(WHAT THIS TASK INVOLVES) Write out the material exactly, without any of its pictures.
------------------------
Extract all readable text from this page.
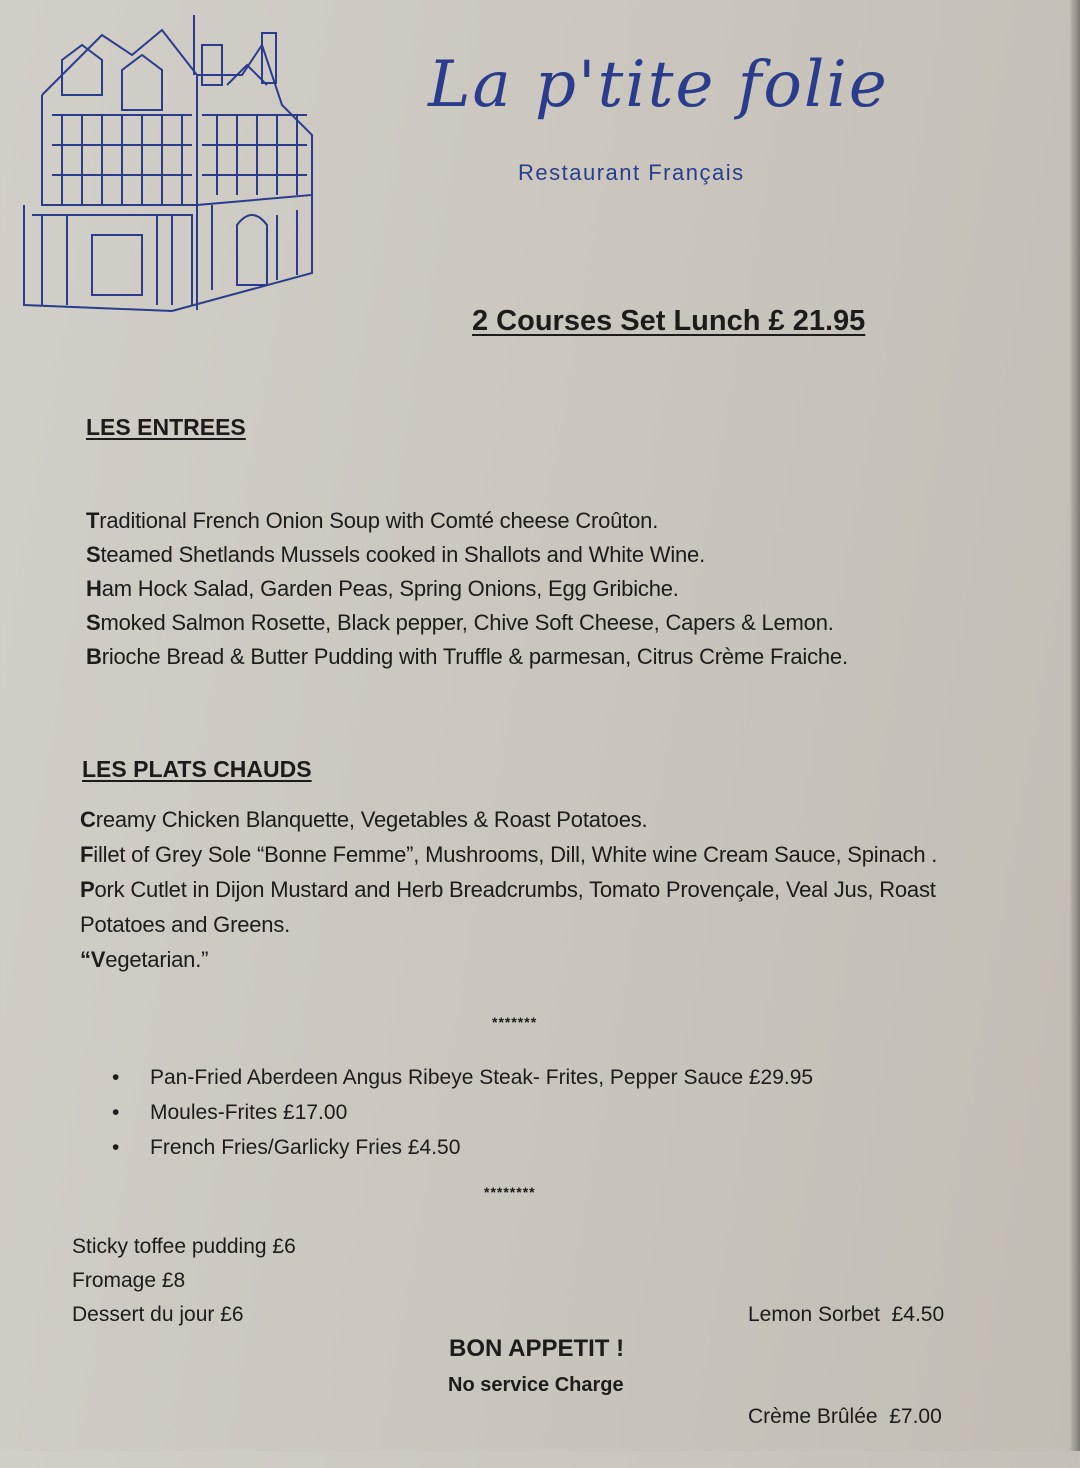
La p'tite folie
Restaurant Français
2 Courses Set Lunch £ 21.95
LES ENTREES
Traditional French Onion Soup with Comté cheese Croûton.
Steamed Shetlands Mussels cooked in Shallots and White Wine.
Ham Hock Salad, Garden Peas, Spring Onions, Egg Gribiche.
Smoked Salmon Rosette, Black pepper, Chive Soft Cheese, Capers & Lemon.
Brioche Bread & Butter Pudding with Truffle & parmesan, Citrus Crème Fraiche.
LES PLATS CHAUDS
Creamy Chicken Blanquette, Vegetables & Roast Potatoes.
Fillet of Grey Sole “Bonne Femme”, Mushrooms, Dill, White wine Cream Sauce, Spinach .
Pork Cutlet in Dijon Mustard and Herb Breadcrumbs, Tomato Provençale, Veal Jus, Roast Potatoes and Greens.
“Vegetarian.”
*******
• Pan-Fried Aberdeen Angus Ribeye Steak- Frites, Pepper Sauce £29.95
• Moules-Frites £17.00
• French Fries/Garlicky Fries £4.50
********
Sticky toffee pudding £6
Fromage £8
Dessert du jour £6

	Lemon Sorbet  £4.50

Crème Brûlée  £7.00

BON APPETIT !
No service Charge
------------------------
(WRITTEN RESPONSE)
Extract all readable text from this page.
La p'tite folie
Restaurant Français
2 Courses Set Lunch £ 21.95
LES ENTREES
Traditional French Onion Soup with Comté cheese Croûton.
Steamed Shetlands Mussels cooked in Shallots and White Wine.
Ham Hock Salad, Garden Peas, Spring Onions, Egg Gribiche.
Smoked Salmon Rosette, Black pepper, Chive Soft Cheese, Capers & Lemon.
Brioche Bread & Butter Pudding with Truffle & parmesan, Citrus Crème Fraiche.
LES PLATS CHAUDS
Creamy Chicken Blanquette, Vegetables & Roast Potatoes.
Fillet of Grey Sole “Bonne Femme”, Mushrooms, Dill, White wine Cream Sauce, Spinach .
Pork Cutlet in Dijon Mustard and Herb Breadcrumbs, Tomato Provençale, Veal Jus, Roast Potatoes and Greens.
“Vegetarian.”
*******
• Pan-Fried Aberdeen Angus Ribeye Steak- Frites, Pepper Sauce £29.95
• Moules-Frites £17.00
• French Fries/Garlicky Fries £4.50
********
Sticky toffee pudding £6
Fromage £8
Dessert du jour £6

	Lemon Sorbet  £4.50

Crème Brûlée  £7.00

BON APPETIT !
No service Charge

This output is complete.